- _Records from a data source_
· · · ·

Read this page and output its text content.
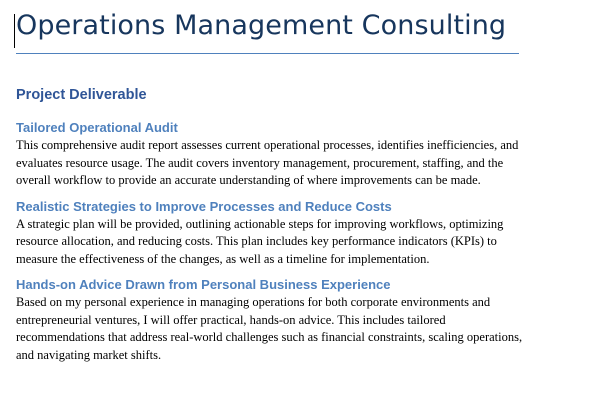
Operations Management Consulting
Project Deliverable
Tailored Operational Audit

This comprehensive audit report assesses current operational processes, identifies inefficiencies, and evaluates resource usage. The audit covers inventory management, procurement, staffing, and the overall workflow to provide an accurate understanding of where improvements can be made.

Realistic Strategies to Improve Processes and Reduce Costs

A strategic plan will be provided, outlining actionable steps for improving workflows, optimizing resource allocation, and reducing costs. This plan includes key performance indicators (KPIs) to measure the effectiveness of the changes, as well as a timeline for implementation.

Hands-on Advice Drawn from Personal Business Experience

Based on my personal experience in managing operations for both corporate environments and entrepreneurial ventures, I will offer practical, hands-on advice. This includes tailored recommendations that address real-world challenges such as financial constraints, scaling operations, and navigating market shifts.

· · · ·

- _Problem_
Will you set down the records word for word while leaving out every picture?

- _The output_
Read this page and output its text content.
Operations Management Consulting
Project Deliverable
Tailored Operational Audit

This comprehensive audit report assesses current operational processes, identifies inefficiencies, and evaluates resource usage. The audit covers inventory management, procurement, staffing, and the overall workflow to provide an accurate understanding of where improvements can be made.

Realistic Strategies to Improve Processes and Reduce Costs

A strategic plan will be provided, outlining actionable steps for improving workflows, optimizing resource allocation, and reducing costs. This plan includes key performance indicators (KPIs) to measure the effectiveness of the changes, as well as a timeline for implementation.

Hands-on Advice Drawn from Personal Business Experience

Based on my personal experience in managing operations for both corporate environments and entrepreneurial ventures, I will offer practical, hands-on advice. This includes tailored recommendations that address real-world challenges such as financial constraints, scaling operations, and navigating market shifts.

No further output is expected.